Raw data:

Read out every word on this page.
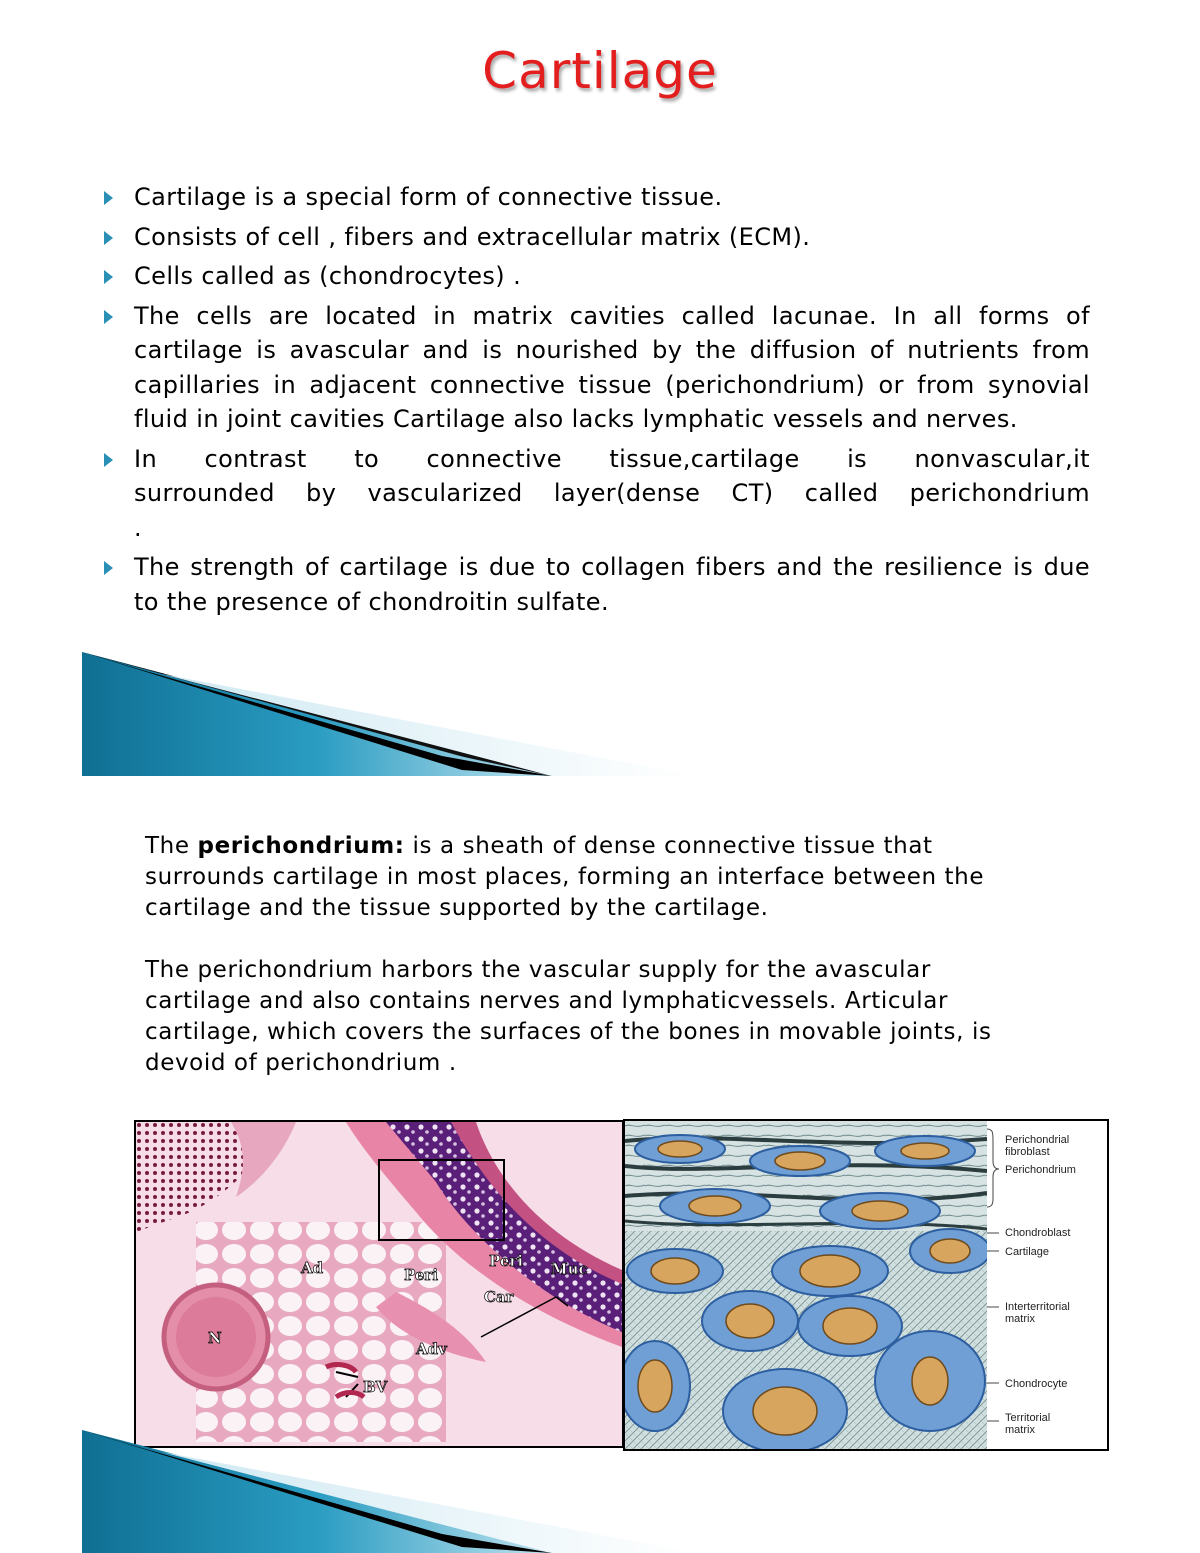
Cartilage
Cartilage is a special form of connective tissue.
Consists of cell , fibers and extracellular matrix (ECM).
Cells called as (chondrocytes) .
The cells are located in matrix cavities called lacunae. In all forms of cartilage is avascular and is nourished by the diffusion of nutrients from capillaries in adjacent connective tissue (perichondrium) or from synovial fluid in joint cavities Cartilage also lacks lymphatic vessels and nerves.
In contrast to connective tissue,cartilage is nonvascular,it surrounded by vascularized layer(dense CT) called perichondrium .
The strength of cartilage is due to collagen fibers and the resilience is due to the presence of chondroitin sulfate.

The perichondrium: is a sheath of dense connective tissue that surrounds cartilage in most places, forming an interface between the cartilage and the tissue supported by the cartilage.

The perichondrium harbors the vascular supply for the avascular cartilage and also contains nerves and lymphaticvessels. Articular cartilage, which covers the surfaces of the bones in movable joints, is devoid of perichondrium .

Ad	Peri
Peri Muc
Car
N
Adv
BV
Perichondrial
fibroblast
Perichondrium
Chondroblast
Cartilage
Interterritorial
matrix
Chondrocyte
Territorial
matrix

Assignment: Wherever the word "connective" appears in a line of the data above, copy that line.

Exercise result:
Cartilage is a special form of connective tissue.
The cells are located in matrix cavities called lacunae. In all forms of cartilage is avascular and is nourished by the diffusion of nutrients from capillaries in adjacent connective tissue (perichondrium) or from synovial fluid in joint cavities Cartilage also lacks lymphatic vessels and nerves.
In contrast to connective tissue,cartilage is nonvascular,it surrounded by vascularized layer(dense CT) called perichondrium .
The perichondrium: is a sheath of dense connective tissue that surrounds cartilage in most places, forming an interface between the cartilage and the tissue supported by the cartilage.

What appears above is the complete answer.